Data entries
────────
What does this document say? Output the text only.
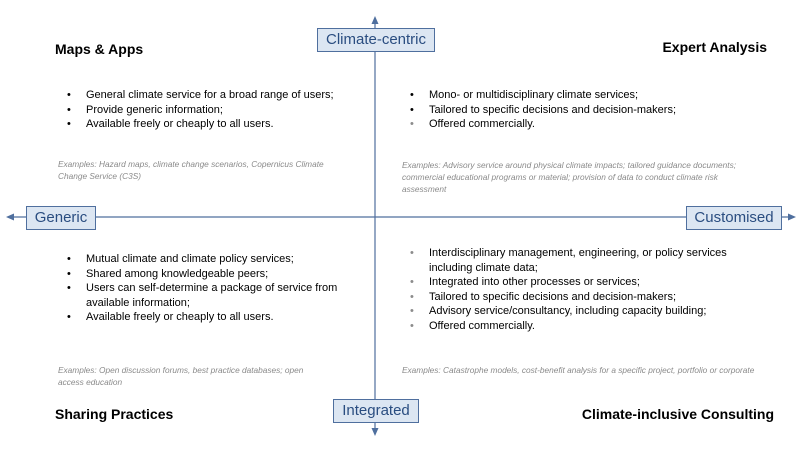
Climate-centric
Integrated
Generic	Customised
Maps & Apps	Expert Analysis
Sharing Practices	Climate-inclusive Consulting
• General climate service for a broad range of users;
• Provide generic information;
• Available freely or cheaply to all users.
• Mono- or multidisciplinary climate services;
• Tailored to specific decisions and decision-makers;
• Offered commercially.
• Mutual climate and climate policy services;
• Shared among knowledgeable peers;
• Users can self-determine a package of service from available information;
• Available freely or cheaply to all users.
• Interdisciplinary management, engineering, or policy services including climate data;
• Integrated into other processes or services;
• Tailored to specific decisions and decision-makers;
• Advisory service/consultancy, including capacity building;
• Offered commercially.
Examples: Hazard maps, climate change scenarios, Copernicus Climate Change Service (C3S)
Examples: Advisory service around physical climate impacts; tailored guidance documents; commercial educational programs or material; provision of data to conduct climate risk assessment
Examples: Open discussion forums, best practice databases; open access education
Examples: Catastrophe models, cost-benefit analysis for a specific project, portfolio or corporate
────────
*WHAT THE TASK REQUIRES*.
Scan the data above and copy every line with "services" in it.

*SOLUTION BELOW*.
• Mono- or multidisciplinary climate services;
• Mutual climate and climate policy services;
• Interdisciplinary management, engineering, or policy services including climate data;
• Integrated into other processes or services;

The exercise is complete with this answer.